* _Task statement_:
Repeat the records in full and exactly, omitting pictures.

>> START Given records

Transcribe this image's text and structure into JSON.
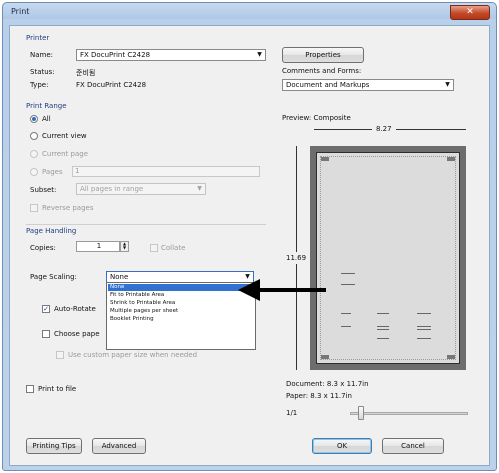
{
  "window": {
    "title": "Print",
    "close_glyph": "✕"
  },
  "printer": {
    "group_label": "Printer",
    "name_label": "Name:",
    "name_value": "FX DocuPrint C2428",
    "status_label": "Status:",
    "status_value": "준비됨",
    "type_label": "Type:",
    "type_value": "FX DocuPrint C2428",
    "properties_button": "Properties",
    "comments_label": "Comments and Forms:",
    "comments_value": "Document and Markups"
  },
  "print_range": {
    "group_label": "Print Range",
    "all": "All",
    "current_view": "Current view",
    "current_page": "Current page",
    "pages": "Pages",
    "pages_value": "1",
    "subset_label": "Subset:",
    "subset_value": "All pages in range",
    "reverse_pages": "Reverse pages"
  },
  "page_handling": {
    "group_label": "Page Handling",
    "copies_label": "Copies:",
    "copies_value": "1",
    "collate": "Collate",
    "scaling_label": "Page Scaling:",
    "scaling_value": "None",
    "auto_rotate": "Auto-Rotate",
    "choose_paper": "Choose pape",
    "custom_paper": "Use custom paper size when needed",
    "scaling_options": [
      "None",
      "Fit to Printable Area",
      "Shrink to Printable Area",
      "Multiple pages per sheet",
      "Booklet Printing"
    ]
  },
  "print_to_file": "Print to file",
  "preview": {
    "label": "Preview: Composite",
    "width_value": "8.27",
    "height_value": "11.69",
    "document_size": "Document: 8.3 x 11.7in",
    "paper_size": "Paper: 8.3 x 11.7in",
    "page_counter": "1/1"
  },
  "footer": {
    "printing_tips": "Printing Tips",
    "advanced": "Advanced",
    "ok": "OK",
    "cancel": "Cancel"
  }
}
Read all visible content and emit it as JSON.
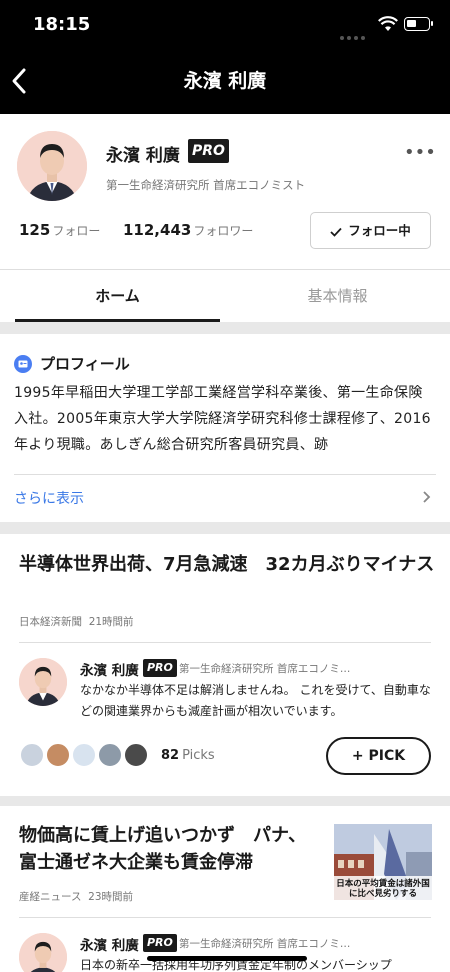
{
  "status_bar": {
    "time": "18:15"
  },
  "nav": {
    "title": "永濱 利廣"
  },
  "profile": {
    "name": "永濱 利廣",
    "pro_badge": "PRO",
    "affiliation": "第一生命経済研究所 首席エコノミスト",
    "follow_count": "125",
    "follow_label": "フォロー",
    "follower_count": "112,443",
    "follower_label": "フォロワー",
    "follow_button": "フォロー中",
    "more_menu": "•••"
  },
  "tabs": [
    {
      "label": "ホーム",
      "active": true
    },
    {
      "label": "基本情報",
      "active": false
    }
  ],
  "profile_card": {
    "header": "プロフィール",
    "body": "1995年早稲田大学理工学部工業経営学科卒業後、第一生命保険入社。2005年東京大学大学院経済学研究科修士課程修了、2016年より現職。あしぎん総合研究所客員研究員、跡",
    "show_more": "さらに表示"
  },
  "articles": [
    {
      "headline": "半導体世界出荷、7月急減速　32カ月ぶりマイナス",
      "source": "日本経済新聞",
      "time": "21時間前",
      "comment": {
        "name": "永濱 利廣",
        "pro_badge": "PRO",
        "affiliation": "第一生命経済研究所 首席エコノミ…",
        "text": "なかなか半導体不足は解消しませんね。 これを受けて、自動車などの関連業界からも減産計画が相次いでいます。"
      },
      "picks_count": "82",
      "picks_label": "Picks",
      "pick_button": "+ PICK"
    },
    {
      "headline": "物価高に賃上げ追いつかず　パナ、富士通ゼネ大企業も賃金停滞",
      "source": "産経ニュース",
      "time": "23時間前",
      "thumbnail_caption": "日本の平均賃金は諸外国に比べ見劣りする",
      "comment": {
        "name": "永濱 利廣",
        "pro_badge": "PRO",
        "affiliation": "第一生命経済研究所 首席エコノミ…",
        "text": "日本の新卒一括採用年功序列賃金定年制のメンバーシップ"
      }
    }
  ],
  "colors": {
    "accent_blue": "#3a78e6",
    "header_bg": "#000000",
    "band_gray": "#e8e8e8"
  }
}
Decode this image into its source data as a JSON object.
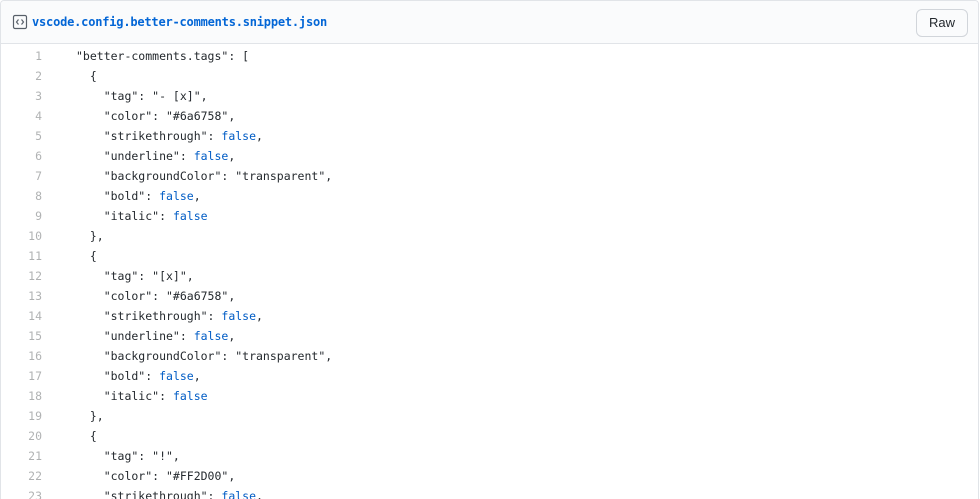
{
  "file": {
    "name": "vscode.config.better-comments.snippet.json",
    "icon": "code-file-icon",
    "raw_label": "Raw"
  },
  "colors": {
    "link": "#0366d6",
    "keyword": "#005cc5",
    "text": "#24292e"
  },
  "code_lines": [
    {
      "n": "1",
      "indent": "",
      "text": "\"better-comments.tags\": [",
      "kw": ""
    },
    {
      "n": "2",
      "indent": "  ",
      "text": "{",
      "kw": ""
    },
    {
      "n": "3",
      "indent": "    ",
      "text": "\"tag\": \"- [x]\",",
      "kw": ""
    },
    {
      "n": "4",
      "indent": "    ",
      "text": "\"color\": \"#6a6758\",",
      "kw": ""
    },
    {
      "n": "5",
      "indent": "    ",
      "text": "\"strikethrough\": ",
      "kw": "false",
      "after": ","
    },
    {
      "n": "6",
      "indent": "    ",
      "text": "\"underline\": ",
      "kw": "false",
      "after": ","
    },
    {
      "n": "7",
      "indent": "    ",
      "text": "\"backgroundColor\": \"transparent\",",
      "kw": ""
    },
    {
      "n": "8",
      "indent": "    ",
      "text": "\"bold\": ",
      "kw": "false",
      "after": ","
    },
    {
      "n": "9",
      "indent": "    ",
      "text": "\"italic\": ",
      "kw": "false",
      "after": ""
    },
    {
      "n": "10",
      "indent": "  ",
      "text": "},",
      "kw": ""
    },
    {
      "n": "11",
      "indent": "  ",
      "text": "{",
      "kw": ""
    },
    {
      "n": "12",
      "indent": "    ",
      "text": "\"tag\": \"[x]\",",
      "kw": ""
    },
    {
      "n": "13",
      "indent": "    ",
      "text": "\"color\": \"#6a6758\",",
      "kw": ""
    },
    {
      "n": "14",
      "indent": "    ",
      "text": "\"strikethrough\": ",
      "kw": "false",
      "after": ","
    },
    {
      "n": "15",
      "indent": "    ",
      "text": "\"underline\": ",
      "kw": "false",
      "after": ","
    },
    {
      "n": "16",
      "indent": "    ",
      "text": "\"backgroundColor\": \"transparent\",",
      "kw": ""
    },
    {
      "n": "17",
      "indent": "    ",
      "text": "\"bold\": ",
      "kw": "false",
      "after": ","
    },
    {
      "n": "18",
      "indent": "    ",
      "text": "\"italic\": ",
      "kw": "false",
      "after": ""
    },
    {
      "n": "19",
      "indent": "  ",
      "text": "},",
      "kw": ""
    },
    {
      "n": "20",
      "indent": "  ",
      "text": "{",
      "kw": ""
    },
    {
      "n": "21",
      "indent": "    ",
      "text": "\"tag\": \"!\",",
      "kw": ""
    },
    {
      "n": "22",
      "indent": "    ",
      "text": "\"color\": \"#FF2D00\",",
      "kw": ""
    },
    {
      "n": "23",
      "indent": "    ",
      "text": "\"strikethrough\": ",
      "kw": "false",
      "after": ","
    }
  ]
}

>> END Given records

* _Answer in full_:
Transcribe this image's text and structure into JSON.
{
  "window": {
    "title": "Print",
    "close_glyph": "✕"
  },
  "printer": {
    "group_label": "Printer",
    "name_label": "Name:",
    "name_value": "FX DocuPrint C2428",
    "status_label": "Status:",
    "status_value": "준비됨",
    "type_label": "Type:",
    "type_value": "FX DocuPrint C2428",
    "properties_button": "Properties",
    "comments_label": "Comments and Forms:",
    "comments_value": "Document and Markups"
  },
  "print_range": {
    "group_label": "Print Range",
    "all": "All",
    "current_view": "Current view",
    "current_page": "Current page",
    "pages": "Pages",
    "pages_value": "1",
    "subset_label": "Subset:",
    "subset_value": "All pages in range",
    "reverse_pages": "Reverse pages"
  },
  "page_handling": {
    "group_label": "Page Handling",
    "copies_label": "Copies:",
    "copies_value": "1",
    "collate": "Collate",
    "scaling_label": "Page Scaling:",
    "scaling_value": "None",
    "auto_rotate": "Auto-Rotate",
    "choose_paper": "Choose pape",
    "custom_paper": "Use custom paper size when needed",
    "scaling_options": [
      "None",
      "Fit to Printable Area",
      "Shrink to Printable Area",
      "Multiple pages per sheet",
      "Booklet Printing"
    ]
  },
  "print_to_file": "Print to file",
  "preview": {
    "label": "Preview: Composite",
    "width_value": "8.27",
    "height_value": "11.69",
    "document_size": "Document: 8.3 x 11.7in",
    "paper_size": "Paper: 8.3 x 11.7in",
    "page_counter": "1/1"
  },
  "footer": {
    "printing_tips": "Printing Tips",
    "advanced": "Advanced",
    "ok": "OK",
    "cancel": "Cancel"
  }
}
Read all visible content and emit it as JSON.
{
  "status_bar": {
    "time": "18:15"
  },
  "nav": {
    "title": "永濱 利廣"
  },
  "profile": {
    "name": "永濱 利廣",
    "pro_badge": "PRO",
    "affiliation": "第一生命経済研究所 首席エコノミスト",
    "follow_count": "125",
    "follow_label": "フォロー",
    "follower_count": "112,443",
    "follower_label": "フォロワー",
    "follow_button": "フォロー中",
    "more_menu": "•••"
  },
  "tabs": [
    {
      "label": "ホーム",
      "active": true
    },
    {
      "label": "基本情報",
      "active": false
    }
  ],
  "profile_card": {
    "header": "プロフィール",
    "body": "1995年早稲田大学理工学部工業経営学科卒業後、第一生命保険入社。2005年東京大学大学院経済学研究科修士課程修了、2016年より現職。あしぎん総合研究所客員研究員、跡",
    "show_more": "さらに表示"
  },
  "articles": [
    {
      "headline": "半導体世界出荷、7月急減速　32カ月ぶりマイナス",
      "source": "日本経済新聞",
      "time": "21時間前",
      "comment": {
        "name": "永濱 利廣",
        "pro_badge": "PRO",
        "affiliation": "第一生命経済研究所 首席エコノミ…",
        "text": "なかなか半導体不足は解消しませんね。 これを受けて、自動車などの関連業界からも減産計画が相次いでいます。"
      },
      "picks_count": "82",
      "picks_label": "Picks",
      "pick_button": "+ PICK"
    },
    {
      "headline": "物価高に賃上げ追いつかず　パナ、富士通ゼネ大企業も賃金停滞",
      "source": "産経ニュース",
      "time": "23時間前",
      "thumbnail_caption": "日本の平均賃金は諸外国に比べ見劣りする",
      "comment": {
        "name": "永濱 利廣",
        "pro_badge": "PRO",
        "affiliation": "第一生命経済研究所 首席エコノミ…",
        "text": "日本の新卒一括採用年功序列賃金定年制のメンバーシップ"
      }
    }
  ],
  "colors": {
    "accent_blue": "#3a78e6",
    "header_bg": "#000000",
    "band_gray": "#e8e8e8"
  }
}
Decode this image into its source data as a JSON object.
{
  "file": {
    "name": "vscode.config.better-comments.snippet.json",
    "icon": "code-file-icon",
    "raw_label": "Raw"
  },
  "colors": {
    "link": "#0366d6",
    "keyword": "#005cc5",
    "text": "#24292e"
  },
  "code_lines": [
    {
      "n": "1",
      "indent": "",
      "text": "\"better-comments.tags\": [",
      "kw": ""
    },
    {
      "n": "2",
      "indent": "  ",
      "text": "{",
      "kw": ""
    },
    {
      "n": "3",
      "indent": "    ",
      "text": "\"tag\": \"- [x]\",",
      "kw": ""
    },
    {
      "n": "4",
      "indent": "    ",
      "text": "\"color\": \"#6a6758\",",
      "kw": ""
    },
    {
      "n": "5",
      "indent": "    ",
      "text": "\"strikethrough\": ",
      "kw": "false",
      "after": ","
    },
    {
      "n": "6",
      "indent": "    ",
      "text": "\"underline\": ",
      "kw": "false",
      "after": ","
    },
    {
      "n": "7",
      "indent": "    ",
      "text": "\"backgroundColor\": \"transparent\",",
      "kw": ""
    },
    {
      "n": "8",
      "indent": "    ",
      "text": "\"bold\": ",
      "kw": "false",
      "after": ","
    },
    {
      "n": "9",
      "indent": "    ",
      "text": "\"italic\": ",
      "kw": "false",
      "after": ""
    },
    {
      "n": "10",
      "indent": "  ",
      "text": "},",
      "kw": ""
    },
    {
      "n": "11",
      "indent": "  ",
      "text": "{",
      "kw": ""
    },
    {
      "n": "12",
      "indent": "    ",
      "text": "\"tag\": \"[x]\",",
      "kw": ""
    },
    {
      "n": "13",
      "indent": "    ",
      "text": "\"color\": \"#6a6758\",",
      "kw": ""
    },
    {
      "n": "14",
      "indent": "    ",
      "text": "\"strikethrough\": ",
      "kw": "false",
      "after": ","
    },
    {
      "n": "15",
      "indent": "    ",
      "text": "\"underline\": ",
      "kw": "false",
      "after": ","
    },
    {
      "n": "16",
      "indent": "    ",
      "text": "\"backgroundColor\": \"transparent\",",
      "kw": ""
    },
    {
      "n": "17",
      "indent": "    ",
      "text": "\"bold\": ",
      "kw": "false",
      "after": ","
    },
    {
      "n": "18",
      "indent": "    ",
      "text": "\"italic\": ",
      "kw": "false",
      "after": ""
    },
    {
      "n": "19",
      "indent": "  ",
      "text": "},",
      "kw": ""
    },
    {
      "n": "20",
      "indent": "  ",
      "text": "{",
      "kw": ""
    },
    {
      "n": "21",
      "indent": "    ",
      "text": "\"tag\": \"!\",",
      "kw": ""
    },
    {
      "n": "22",
      "indent": "    ",
      "text": "\"color\": \"#FF2D00\",",
      "kw": ""
    },
    {
      "n": "23",
      "indent": "    ",
      "text": "\"strikethrough\": ",
      "kw": "false",
      "after": ","
    }
  ]
}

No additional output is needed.